§ Given instruction: Retype every entry exactly, character for character.
──────── Excerpted data
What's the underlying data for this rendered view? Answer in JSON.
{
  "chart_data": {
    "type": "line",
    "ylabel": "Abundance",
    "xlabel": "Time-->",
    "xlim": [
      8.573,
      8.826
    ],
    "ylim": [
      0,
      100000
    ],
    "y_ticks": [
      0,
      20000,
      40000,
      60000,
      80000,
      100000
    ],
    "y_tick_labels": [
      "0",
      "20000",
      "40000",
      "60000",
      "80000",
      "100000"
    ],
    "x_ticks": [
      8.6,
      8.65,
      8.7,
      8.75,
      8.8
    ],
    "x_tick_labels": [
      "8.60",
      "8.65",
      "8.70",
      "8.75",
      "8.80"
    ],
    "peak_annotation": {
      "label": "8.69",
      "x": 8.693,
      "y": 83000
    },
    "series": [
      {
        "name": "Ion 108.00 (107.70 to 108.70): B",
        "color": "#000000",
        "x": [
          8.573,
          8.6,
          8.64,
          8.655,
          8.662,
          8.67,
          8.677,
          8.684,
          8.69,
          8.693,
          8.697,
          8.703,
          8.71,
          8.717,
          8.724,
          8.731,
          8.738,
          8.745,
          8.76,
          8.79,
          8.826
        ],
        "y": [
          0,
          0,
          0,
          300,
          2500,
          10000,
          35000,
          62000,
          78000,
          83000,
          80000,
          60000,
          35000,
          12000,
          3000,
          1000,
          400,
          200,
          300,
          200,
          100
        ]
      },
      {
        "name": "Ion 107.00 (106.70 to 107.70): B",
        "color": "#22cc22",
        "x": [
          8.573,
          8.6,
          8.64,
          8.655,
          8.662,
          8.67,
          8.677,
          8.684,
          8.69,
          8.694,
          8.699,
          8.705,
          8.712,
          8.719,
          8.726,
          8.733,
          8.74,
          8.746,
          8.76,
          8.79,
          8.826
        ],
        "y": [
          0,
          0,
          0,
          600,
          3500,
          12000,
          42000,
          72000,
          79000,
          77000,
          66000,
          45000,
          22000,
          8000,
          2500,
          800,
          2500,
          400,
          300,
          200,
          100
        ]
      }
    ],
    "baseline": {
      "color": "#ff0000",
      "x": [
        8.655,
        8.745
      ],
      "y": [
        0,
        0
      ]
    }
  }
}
────────────────
§ Answer:
What's the underlying data for this rendered view? Answer in JSON.
{
  "chart_data": {
    "type": "line",
    "ylabel": "Abundance",
    "xlabel": "Time-->",
    "xlim": [
      8.573,
      8.826
    ],
    "ylim": [
      0,
      100000
    ],
    "y_ticks": [
      0,
      20000,
      40000,
      60000,
      80000,
      100000
    ],
    "y_tick_labels": [
      "0",
      "20000",
      "40000",
      "60000",
      "80000",
      "100000"
    ],
    "x_ticks": [
      8.6,
      8.65,
      8.7,
      8.75,
      8.8
    ],
    "x_tick_labels": [
      "8.60",
      "8.65",
      "8.70",
      "8.75",
      "8.80"
    ],
    "peak_annotation": {
      "label": "8.69",
      "x": 8.693,
      "y": 83000
    },
    "series": [
      {
        "name": "Ion 108.00 (107.70 to 108.70): B",
        "color": "#000000",
        "x": [
          8.573,
          8.6,
          8.64,
          8.655,
          8.662,
          8.67,
          8.677,
          8.684,
          8.69,
          8.693,
          8.697,
          8.703,
          8.71,
          8.717,
          8.724,
          8.731,
          8.738,
          8.745,
          8.76,
          8.79,
          8.826
        ],
        "y": [
          0,
          0,
          0,
          300,
          2500,
          10000,
          35000,
          62000,
          78000,
          83000,
          80000,
          60000,
          35000,
          12000,
          3000,
          1000,
          400,
          200,
          300,
          200,
          100
        ]
      },
      {
        "name": "Ion 107.00 (106.70 to 107.70): B",
        "color": "#22cc22",
        "x": [
          8.573,
          8.6,
          8.64,
          8.655,
          8.662,
          8.67,
          8.677,
          8.684,
          8.69,
          8.694,
          8.699,
          8.705,
          8.712,
          8.719,
          8.726,
          8.733,
          8.74,
          8.746,
          8.76,
          8.79,
          8.826
        ],
        "y": [
          0,
          0,
          0,
          600,
          3500,
          12000,
          42000,
          72000,
          79000,
          77000,
          66000,
          45000,
          22000,
          8000,
          2500,
          800,
          2500,
          400,
          300,
          200,
          100
        ]
      }
    ],
    "baseline": {
      "color": "#ff0000",
      "x": [
        8.655,
        8.745
      ],
      "y": [
        0,
        0
      ]
    }
  }
}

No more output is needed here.